◆ PROBLEM TO SOLVE:
Any pictures in the records below should be skipped; write out everything else exactly.

[Records]
/---
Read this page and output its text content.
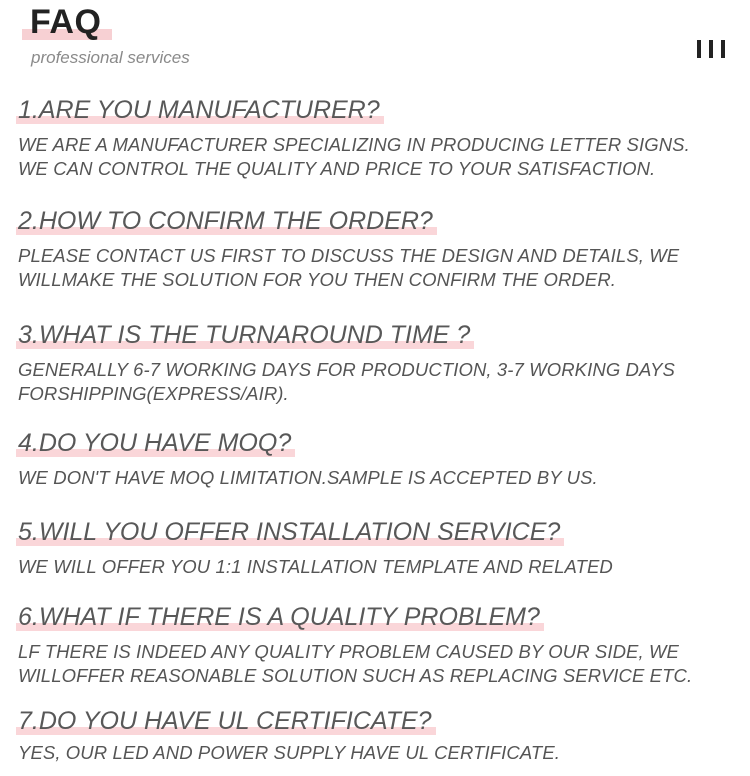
FAQ
professional services
1.ARE YOU MANUFACTURER?
WE ARE A MANUFACTURER SPECIALIZING IN PRODUCING LETTER SIGNS.
WE CAN CONTROL THE QUALITY AND PRICE TO YOUR SATISFACTION.
2.HOW TO CONFIRM THE ORDER?
PLEASE CONTACT US FIRST TO DISCUSS THE DESIGN AND DETAILS, WE
WILLMAKE THE SOLUTION FOR YOU THEN CONFIRM THE ORDER.
3.WHAT IS THE TURNAROUND TIME ?
GENERALLY 6-7 WORKING DAYS FOR PRODUCTION, 3-7 WORKING DAYS
FORSHIPPING(EXPRESS/AIR).
4.DO YOU HAVE MOQ?
WE DON'T HAVE MOQ LIMITATION.SAMPLE IS ACCEPTED BY US.
5.WILL YOU OFFER INSTALLATION SERVICE?
WE WILL OFFER YOU 1:1 INSTALLATION TEMPLATE AND RELATED
6.WHAT IF THERE IS A QUALITY PROBLEM?
LF THERE IS INDEED ANY QUALITY PROBLEM CAUSED BY OUR SIDE, WE
WILLOFFER REASONABLE SOLUTION SUCH AS REPLACING SERVICE ETC.
7.DO YOU HAVE UL CERTIFICATE?
YES, OUR LED AND POWER SUPPLY HAVE UL CERTIFICATE.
\---
◆ EXERCISE RESPONSE:
Read this page and output its text content.
FAQ
professional services
1.ARE YOU MANUFACTURER?
WE ARE A MANUFACTURER SPECIALIZING IN PRODUCING LETTER SIGNS.
WE CAN CONTROL THE QUALITY AND PRICE TO YOUR SATISFACTION.
2.HOW TO CONFIRM THE ORDER?
PLEASE CONTACT US FIRST TO DISCUSS THE DESIGN AND DETAILS, WE
WILLMAKE THE SOLUTION FOR YOU THEN CONFIRM THE ORDER.
3.WHAT IS THE TURNAROUND TIME ?
GENERALLY 6-7 WORKING DAYS FOR PRODUCTION, 3-7 WORKING DAYS
FORSHIPPING(EXPRESS/AIR).
4.DO YOU HAVE MOQ?
WE DON'T HAVE MOQ LIMITATION.SAMPLE IS ACCEPTED BY US.
5.WILL YOU OFFER INSTALLATION SERVICE?
WE WILL OFFER YOU 1:1 INSTALLATION TEMPLATE AND RELATED
6.WHAT IF THERE IS A QUALITY PROBLEM?
LF THERE IS INDEED ANY QUALITY PROBLEM CAUSED BY OUR SIDE, WE
WILLOFFER REASONABLE SOLUTION SUCH AS REPLACING SERVICE ETC.
7.DO YOU HAVE UL CERTIFICATE?
YES, OUR LED AND POWER SUPPLY HAVE UL CERTIFICATE.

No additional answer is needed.